**What is needed**
Give the data again, word for word.
# # # #
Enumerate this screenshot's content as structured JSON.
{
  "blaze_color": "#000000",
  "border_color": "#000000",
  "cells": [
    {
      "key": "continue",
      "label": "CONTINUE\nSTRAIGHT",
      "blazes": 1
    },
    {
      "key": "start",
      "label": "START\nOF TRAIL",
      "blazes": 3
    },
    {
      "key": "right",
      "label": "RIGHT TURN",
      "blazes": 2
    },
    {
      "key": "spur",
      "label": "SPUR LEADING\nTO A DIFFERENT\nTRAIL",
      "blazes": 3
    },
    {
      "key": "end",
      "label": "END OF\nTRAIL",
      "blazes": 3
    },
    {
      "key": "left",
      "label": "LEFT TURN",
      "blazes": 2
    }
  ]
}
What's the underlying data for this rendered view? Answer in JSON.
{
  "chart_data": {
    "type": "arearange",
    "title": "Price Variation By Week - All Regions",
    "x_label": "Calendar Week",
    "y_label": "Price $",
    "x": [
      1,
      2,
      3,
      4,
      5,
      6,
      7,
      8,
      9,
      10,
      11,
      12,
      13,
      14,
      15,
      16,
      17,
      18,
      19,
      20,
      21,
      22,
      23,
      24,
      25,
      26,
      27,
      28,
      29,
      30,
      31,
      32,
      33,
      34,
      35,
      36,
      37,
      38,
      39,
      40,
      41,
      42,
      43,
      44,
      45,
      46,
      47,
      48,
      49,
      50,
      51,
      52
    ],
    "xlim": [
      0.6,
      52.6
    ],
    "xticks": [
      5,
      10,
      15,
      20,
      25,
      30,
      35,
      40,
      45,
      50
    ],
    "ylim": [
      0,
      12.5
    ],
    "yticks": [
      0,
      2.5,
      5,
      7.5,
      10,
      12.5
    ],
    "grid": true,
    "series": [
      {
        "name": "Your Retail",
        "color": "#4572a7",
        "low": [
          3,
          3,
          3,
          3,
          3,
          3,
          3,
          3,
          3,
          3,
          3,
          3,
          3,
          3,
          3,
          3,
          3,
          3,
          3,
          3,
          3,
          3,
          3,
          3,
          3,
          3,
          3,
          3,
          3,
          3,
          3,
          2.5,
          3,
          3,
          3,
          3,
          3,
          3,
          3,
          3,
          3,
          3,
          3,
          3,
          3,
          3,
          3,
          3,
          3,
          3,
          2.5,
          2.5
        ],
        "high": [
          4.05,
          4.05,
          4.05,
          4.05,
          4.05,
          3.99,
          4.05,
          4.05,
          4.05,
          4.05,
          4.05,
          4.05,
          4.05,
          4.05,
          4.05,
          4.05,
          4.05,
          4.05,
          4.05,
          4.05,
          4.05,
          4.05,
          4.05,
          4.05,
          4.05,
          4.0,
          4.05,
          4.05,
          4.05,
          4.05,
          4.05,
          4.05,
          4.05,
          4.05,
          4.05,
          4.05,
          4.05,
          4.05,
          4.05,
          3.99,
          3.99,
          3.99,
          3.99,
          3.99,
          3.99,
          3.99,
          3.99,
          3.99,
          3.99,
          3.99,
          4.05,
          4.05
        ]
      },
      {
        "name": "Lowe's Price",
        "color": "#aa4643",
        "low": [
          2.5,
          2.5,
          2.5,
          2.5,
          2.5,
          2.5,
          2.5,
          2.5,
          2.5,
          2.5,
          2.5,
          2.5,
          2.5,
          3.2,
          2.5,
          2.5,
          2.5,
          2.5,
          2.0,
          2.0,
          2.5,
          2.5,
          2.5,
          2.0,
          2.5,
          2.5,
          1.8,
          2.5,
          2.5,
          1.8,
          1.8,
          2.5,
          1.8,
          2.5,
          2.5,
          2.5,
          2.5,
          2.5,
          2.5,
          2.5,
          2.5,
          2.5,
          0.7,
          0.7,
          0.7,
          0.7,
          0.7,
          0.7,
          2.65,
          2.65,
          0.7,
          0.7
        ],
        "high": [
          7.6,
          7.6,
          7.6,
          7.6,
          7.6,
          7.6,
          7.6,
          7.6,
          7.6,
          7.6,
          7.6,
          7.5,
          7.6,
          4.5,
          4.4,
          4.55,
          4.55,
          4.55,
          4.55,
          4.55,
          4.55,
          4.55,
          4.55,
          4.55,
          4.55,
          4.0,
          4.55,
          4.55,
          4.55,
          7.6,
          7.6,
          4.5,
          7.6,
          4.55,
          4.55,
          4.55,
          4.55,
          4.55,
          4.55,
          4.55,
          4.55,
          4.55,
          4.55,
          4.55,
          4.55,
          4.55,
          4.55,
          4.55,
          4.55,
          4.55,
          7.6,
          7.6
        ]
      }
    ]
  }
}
# # # #
**Response**
Enumerate this screenshot's content as structured JSON.
{
  "blaze_color": "#000000",
  "border_color": "#000000",
  "cells": [
    {
      "key": "continue",
      "label": "CONTINUE\nSTRAIGHT",
      "blazes": 1
    },
    {
      "key": "start",
      "label": "START\nOF TRAIL",
      "blazes": 3
    },
    {
      "key": "right",
      "label": "RIGHT TURN",
      "blazes": 2
    },
    {
      "key": "spur",
      "label": "SPUR LEADING\nTO A DIFFERENT\nTRAIL",
      "blazes": 3
    },
    {
      "key": "end",
      "label": "END OF\nTRAIL",
      "blazes": 3
    },
    {
      "key": "left",
      "label": "LEFT TURN",
      "blazes": 2
    }
  ]
}
What's the underlying data for this rendered view? Answer in JSON.
{
  "chart_data": {
    "type": "arearange",
    "title": "Price Variation By Week - All Regions",
    "x_label": "Calendar Week",
    "y_label": "Price $",
    "x": [
      1,
      2,
      3,
      4,
      5,
      6,
      7,
      8,
      9,
      10,
      11,
      12,
      13,
      14,
      15,
      16,
      17,
      18,
      19,
      20,
      21,
      22,
      23,
      24,
      25,
      26,
      27,
      28,
      29,
      30,
      31,
      32,
      33,
      34,
      35,
      36,
      37,
      38,
      39,
      40,
      41,
      42,
      43,
      44,
      45,
      46,
      47,
      48,
      49,
      50,
      51,
      52
    ],
    "xlim": [
      0.6,
      52.6
    ],
    "xticks": [
      5,
      10,
      15,
      20,
      25,
      30,
      35,
      40,
      45,
      50
    ],
    "ylim": [
      0,
      12.5
    ],
    "yticks": [
      0,
      2.5,
      5,
      7.5,
      10,
      12.5
    ],
    "grid": true,
    "series": [
      {
        "name": "Your Retail",
        "color": "#4572a7",
        "low": [
          3,
          3,
          3,
          3,
          3,
          3,
          3,
          3,
          3,
          3,
          3,
          3,
          3,
          3,
          3,
          3,
          3,
          3,
          3,
          3,
          3,
          3,
          3,
          3,
          3,
          3,
          3,
          3,
          3,
          3,
          3,
          2.5,
          3,
          3,
          3,
          3,
          3,
          3,
          3,
          3,
          3,
          3,
          3,
          3,
          3,
          3,
          3,
          3,
          3,
          3,
          2.5,
          2.5
        ],
        "high": [
          4.05,
          4.05,
          4.05,
          4.05,
          4.05,
          3.99,
          4.05,
          4.05,
          4.05,
          4.05,
          4.05,
          4.05,
          4.05,
          4.05,
          4.05,
          4.05,
          4.05,
          4.05,
          4.05,
          4.05,
          4.05,
          4.05,
          4.05,
          4.05,
          4.05,
          4.0,
          4.05,
          4.05,
          4.05,
          4.05,
          4.05,
          4.05,
          4.05,
          4.05,
          4.05,
          4.05,
          4.05,
          4.05,
          4.05,
          3.99,
          3.99,
          3.99,
          3.99,
          3.99,
          3.99,
          3.99,
          3.99,
          3.99,
          3.99,
          3.99,
          4.05,
          4.05
        ]
      },
      {
        "name": "Lowe's Price",
        "color": "#aa4643",
        "low": [
          2.5,
          2.5,
          2.5,
          2.5,
          2.5,
          2.5,
          2.5,
          2.5,
          2.5,
          2.5,
          2.5,
          2.5,
          2.5,
          3.2,
          2.5,
          2.5,
          2.5,
          2.5,
          2.0,
          2.0,
          2.5,
          2.5,
          2.5,
          2.0,
          2.5,
          2.5,
          1.8,
          2.5,
          2.5,
          1.8,
          1.8,
          2.5,
          1.8,
          2.5,
          2.5,
          2.5,
          2.5,
          2.5,
          2.5,
          2.5,
          2.5,
          2.5,
          0.7,
          0.7,
          0.7,
          0.7,
          0.7,
          0.7,
          2.65,
          2.65,
          0.7,
          0.7
        ],
        "high": [
          7.6,
          7.6,
          7.6,
          7.6,
          7.6,
          7.6,
          7.6,
          7.6,
          7.6,
          7.6,
          7.6,
          7.5,
          7.6,
          4.5,
          4.4,
          4.55,
          4.55,
          4.55,
          4.55,
          4.55,
          4.55,
          4.55,
          4.55,
          4.55,
          4.55,
          4.0,
          4.55,
          4.55,
          4.55,
          7.6,
          7.6,
          4.5,
          7.6,
          4.55,
          4.55,
          4.55,
          4.55,
          4.55,
          4.55,
          4.55,
          4.55,
          4.55,
          4.55,
          4.55,
          4.55,
          4.55,
          4.55,
          4.55,
          4.55,
          4.55,
          7.6,
          7.6
        ]
      }
    ]
  }
}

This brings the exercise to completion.